(Records from a dataset)
• • • • •

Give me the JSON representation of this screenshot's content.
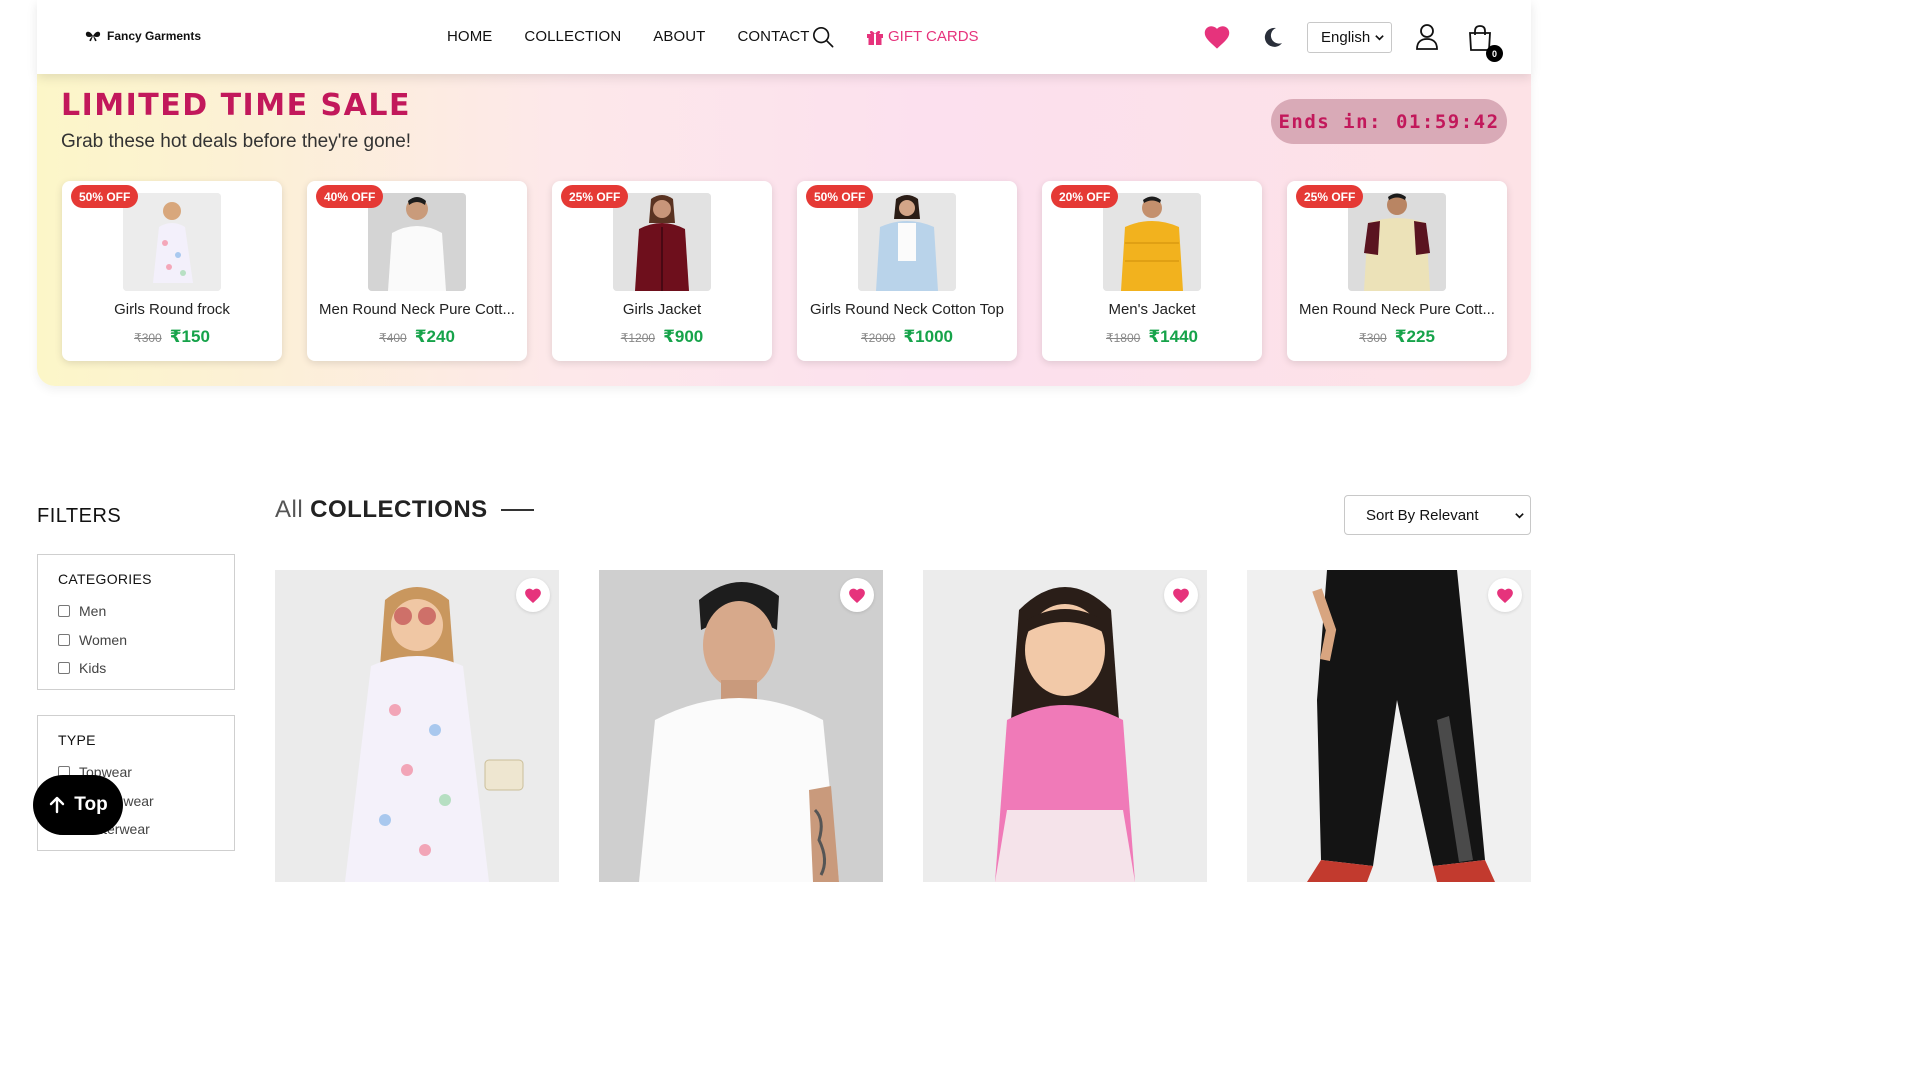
{
  "brand": {
    "name": "Fancy Garments"
  },
  "nav": {
    "items": [
      "HOME",
      "COLLECTION",
      "ABOUT",
      "CONTACT"
    ],
    "gift_label": "GIFT CARDS",
    "language": "English",
    "cart_count": "0"
  },
  "sale": {
    "title": "LIMITED TIME SALE",
    "subtitle": "Grab these hot deals before they're gone!",
    "timer_label": "Ends in:",
    "timer_value": "01:59:42",
    "deals": [
      {
        "badge": "50% OFF",
        "name": "Girls Round frock",
        "old_price": "₹300",
        "new_price": "₹150"
      },
      {
        "badge": "40% OFF",
        "name": "Men Round Neck Pure Cott...",
        "old_price": "₹400",
        "new_price": "₹240"
      },
      {
        "badge": "25% OFF",
        "name": "Girls Jacket",
        "old_price": "₹1200",
        "new_price": "₹900"
      },
      {
        "badge": "50% OFF",
        "name": "Girls Round Neck Cotton Top",
        "old_price": "₹2000",
        "new_price": "₹1000"
      },
      {
        "badge": "20% OFF",
        "name": "Men's Jacket",
        "old_price": "₹1800",
        "new_price": "₹1440"
      },
      {
        "badge": "25% OFF",
        "name": "Men Round Neck Pure Cott...",
        "old_price": "₹300",
        "new_price": "₹225"
      }
    ]
  },
  "filters": {
    "title": "FILTERS",
    "categories": {
      "heading": "CATEGORIES",
      "options": [
        "Men",
        "Women",
        "Kids"
      ]
    },
    "type": {
      "heading": "TYPE",
      "options": [
        "Topwear",
        "Bottomwear",
        "Winterwear"
      ]
    }
  },
  "collection": {
    "title_light": "All",
    "title_bold": "COLLECTIONS",
    "sort_label": "Sort By Relevant"
  },
  "top_button": {
    "label": "Top"
  },
  "colors": {
    "accent": "#e6337c",
    "sale_title": "#c2185b",
    "price": "#16a34a",
    "badge": "#e53935"
  }
}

• • • • •

| WHAT IS ASKED |
Extract each line from the listing that holds the word "Round".

| RESULT OF THIS EXERCISE |
        "name": "Girls Round frock",
        "name": "Men Round Neck Pure Cott...",
        "name": "Girls Round Neck Cotton Top",
        "name": "Men Round Neck Pure Cott...",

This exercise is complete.